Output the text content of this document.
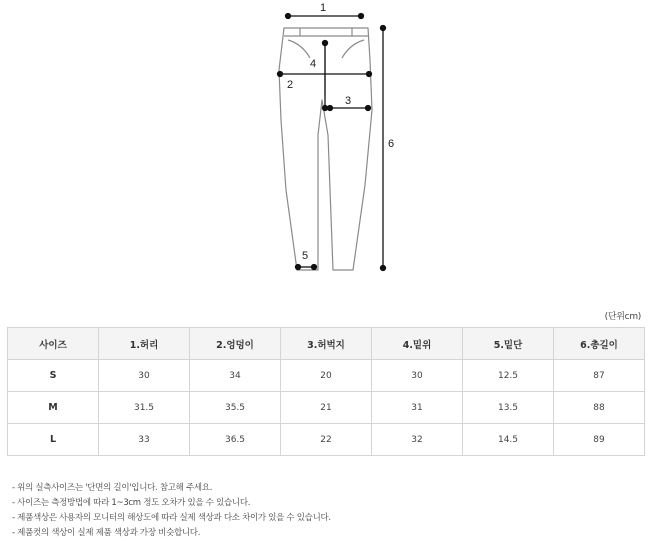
1
2
3
4
5
6
(단위cm)
사이즈	1.허리	2.엉덩이	3.허벅지	4.밑위	5.밑단	6.총길이
S	30	34	20	30	12.5	87
M	31.5	35.5	21	31	13.5	88
L	33	36.5	22	32	14.5	89
- 위의 실측사이즈는 '단면의 길이'입니다. 참고해 주세요.
- 사이즈는 측정방법에 따라 1~3cm 정도 오차가 있을 수 있습니다.
- 제품색상은 사용자의 모니터의 해상도에 따라 실제 색상과 다소 차이가 있을 수 있습니다.
- 제품컷의 색상이 실제 제품 색상과 가장 비슷합니다.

§ **Job**
Repeat all of the data above word for word, minus the pictures.

§ **Task response**
Output the text content of this document.
1
2
3
4
5
6
(단위cm)
사이즈	1.허리	2.엉덩이	3.허벅지	4.밑위	5.밑단	6.총길이
S	30	34	20	30	12.5	87
M	31.5	35.5	21	31	13.5	88
L	33	36.5	22	32	14.5	89
- 위의 실측사이즈는 '단면의 길이'입니다. 참고해 주세요.
- 사이즈는 측정방법에 따라 1~3cm 정도 오차가 있을 수 있습니다.
- 제품색상은 사용자의 모니터의 해상도에 따라 실제 색상과 다소 차이가 있을 수 있습니다.
- 제품컷의 색상이 실제 제품 색상과 가장 비슷합니다.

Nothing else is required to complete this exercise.